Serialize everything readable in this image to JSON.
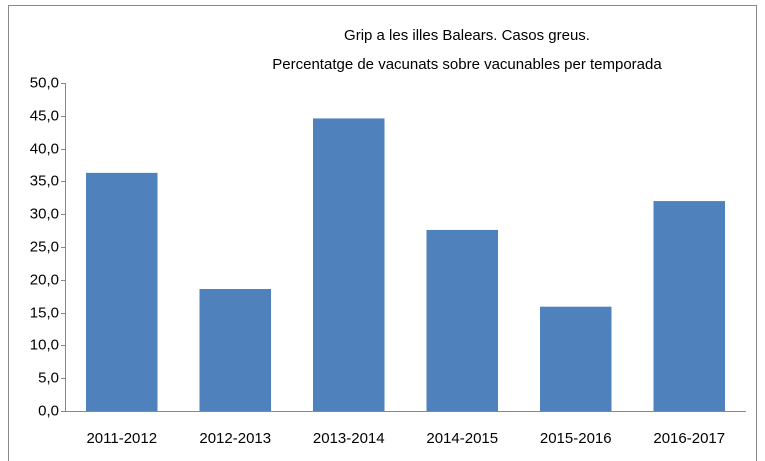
{
  "chart_data": {
    "type": "bar",
    "title": "Grip a les illes Balears. Casos greus.",
    "subtitle": "Percentatge de vacunats sobre vacunables per temporada",
    "categories": [
      "2011-2012",
      "2012-2013",
      "2013-2014",
      "2014-2015",
      "2015-2016",
      "2016-2017"
    ],
    "values": [
      36.3,
      18.6,
      44.6,
      27.6,
      15.9,
      32.0
    ],
    "color": "#4f81bd",
    "ylim": [
      0,
      50
    ],
    "yticks": [
      {
        "value": 0,
        "label": "0,0"
      },
      {
        "value": 5,
        "label": "5,0"
      },
      {
        "value": 10,
        "label": "10,0"
      },
      {
        "value": 15,
        "label": "15,0"
      },
      {
        "value": 20,
        "label": "20,0"
      },
      {
        "value": 25,
        "label": "25,0"
      },
      {
        "value": 30,
        "label": "30,0"
      },
      {
        "value": 35,
        "label": "35,0"
      },
      {
        "value": 40,
        "label": "40,0"
      },
      {
        "value": 45,
        "label": "45,0"
      },
      {
        "value": 50,
        "label": "50,0"
      }
    ],
    "grid": false
  }
}
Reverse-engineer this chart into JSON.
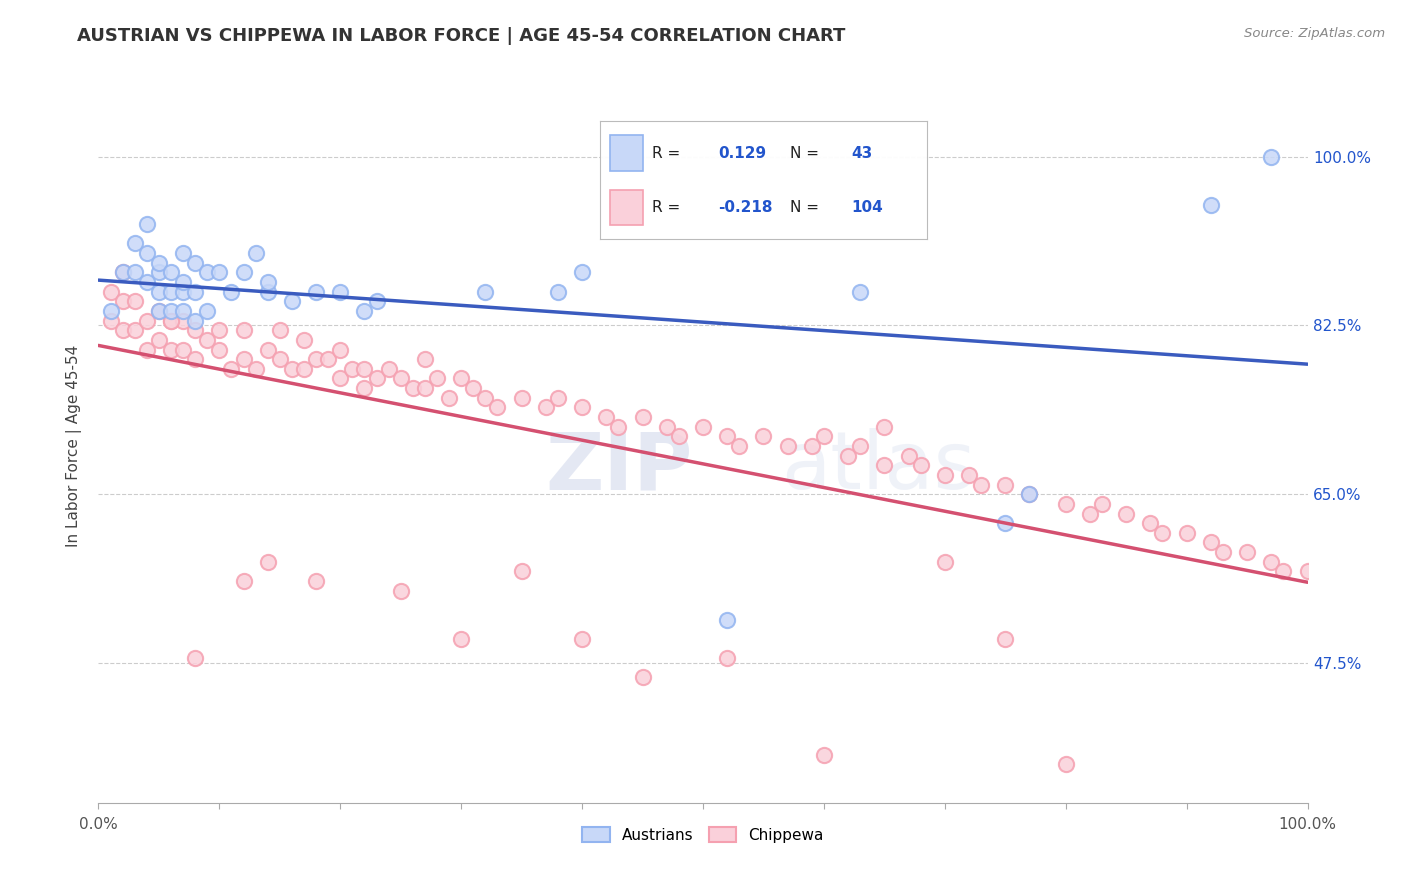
{
  "title": "AUSTRIAN VS CHIPPEWA IN LABOR FORCE | AGE 45-54 CORRELATION CHART",
  "source_text": "Source: ZipAtlas.com",
  "ylabel": "In Labor Force | Age 45-54",
  "xlim": [
    0.0,
    1.0
  ],
  "ylim": [
    0.33,
    1.07
  ],
  "ytick_positions": [
    0.475,
    0.65,
    0.825,
    1.0
  ],
  "ytick_labels": [
    "47.5%",
    "65.0%",
    "82.5%",
    "100.0%"
  ],
  "legend_R_austrians": "0.129",
  "legend_N_austrians": "43",
  "legend_R_chippewa": "-0.218",
  "legend_N_chippewa": "104",
  "austrians_color": "#92b4f0",
  "chippewa_color": "#f5a0b0",
  "austrians_fill": "#c8d8f8",
  "chippewa_fill": "#fad0da",
  "trendline_blue": "#3a5bbf",
  "trendline_pink": "#d45070",
  "grid_color": "#cccccc",
  "legend_value_color": "#2255cc",
  "background_color": "#ffffff",
  "austrians_x": [
    0.01,
    0.02,
    0.03,
    0.03,
    0.04,
    0.04,
    0.04,
    0.05,
    0.05,
    0.05,
    0.05,
    0.06,
    0.06,
    0.06,
    0.07,
    0.07,
    0.07,
    0.07,
    0.08,
    0.08,
    0.08,
    0.09,
    0.09,
    0.1,
    0.11,
    0.12,
    0.13,
    0.14,
    0.14,
    0.16,
    0.18,
    0.2,
    0.22,
    0.23,
    0.32,
    0.38,
    0.4,
    0.52,
    0.63,
    0.75,
    0.77,
    0.92,
    0.97
  ],
  "austrians_y": [
    0.84,
    0.88,
    0.88,
    0.91,
    0.87,
    0.9,
    0.93,
    0.84,
    0.86,
    0.88,
    0.89,
    0.84,
    0.86,
    0.88,
    0.84,
    0.86,
    0.87,
    0.9,
    0.83,
    0.86,
    0.89,
    0.84,
    0.88,
    0.88,
    0.86,
    0.88,
    0.9,
    0.86,
    0.87,
    0.85,
    0.86,
    0.86,
    0.84,
    0.85,
    0.86,
    0.86,
    0.88,
    0.52,
    0.86,
    0.62,
    0.65,
    0.95,
    1.0
  ],
  "chippewa_x": [
    0.01,
    0.01,
    0.02,
    0.02,
    0.03,
    0.03,
    0.04,
    0.04,
    0.05,
    0.05,
    0.06,
    0.06,
    0.07,
    0.07,
    0.08,
    0.08,
    0.09,
    0.1,
    0.1,
    0.11,
    0.12,
    0.12,
    0.13,
    0.14,
    0.15,
    0.15,
    0.16,
    0.17,
    0.17,
    0.18,
    0.19,
    0.2,
    0.2,
    0.21,
    0.22,
    0.23,
    0.24,
    0.25,
    0.26,
    0.27,
    0.27,
    0.28,
    0.29,
    0.3,
    0.31,
    0.32,
    0.33,
    0.35,
    0.37,
    0.38,
    0.4,
    0.42,
    0.43,
    0.45,
    0.47,
    0.48,
    0.5,
    0.52,
    0.53,
    0.55,
    0.57,
    0.59,
    0.6,
    0.62,
    0.63,
    0.65,
    0.67,
    0.68,
    0.7,
    0.72,
    0.73,
    0.75,
    0.77,
    0.8,
    0.82,
    0.83,
    0.85,
    0.87,
    0.88,
    0.9,
    0.92,
    0.93,
    0.95,
    0.97,
    0.98,
    1.0,
    0.02,
    0.06,
    0.08,
    0.12,
    0.14,
    0.18,
    0.22,
    0.25,
    0.3,
    0.35,
    0.4,
    0.45,
    0.52,
    0.6,
    0.65,
    0.7,
    0.75,
    0.8
  ],
  "chippewa_y": [
    0.83,
    0.86,
    0.82,
    0.85,
    0.82,
    0.85,
    0.8,
    0.83,
    0.81,
    0.84,
    0.8,
    0.83,
    0.8,
    0.83,
    0.79,
    0.82,
    0.81,
    0.8,
    0.82,
    0.78,
    0.79,
    0.82,
    0.78,
    0.8,
    0.79,
    0.82,
    0.78,
    0.78,
    0.81,
    0.79,
    0.79,
    0.77,
    0.8,
    0.78,
    0.78,
    0.77,
    0.78,
    0.77,
    0.76,
    0.76,
    0.79,
    0.77,
    0.75,
    0.77,
    0.76,
    0.75,
    0.74,
    0.75,
    0.74,
    0.75,
    0.74,
    0.73,
    0.72,
    0.73,
    0.72,
    0.71,
    0.72,
    0.71,
    0.7,
    0.71,
    0.7,
    0.7,
    0.71,
    0.69,
    0.7,
    0.68,
    0.69,
    0.68,
    0.67,
    0.67,
    0.66,
    0.66,
    0.65,
    0.64,
    0.63,
    0.64,
    0.63,
    0.62,
    0.61,
    0.61,
    0.6,
    0.59,
    0.59,
    0.58,
    0.57,
    0.57,
    0.88,
    0.83,
    0.48,
    0.56,
    0.58,
    0.56,
    0.76,
    0.55,
    0.5,
    0.57,
    0.5,
    0.46,
    0.48,
    0.38,
    0.72,
    0.58,
    0.5,
    0.37
  ]
}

__REQUIRED WORK__
Show the lines of the material that contain the word "this".

__TASK RESPONSE__
Serialize everything readable in this image to JSON.
Reverse-engineer this chart into JSON.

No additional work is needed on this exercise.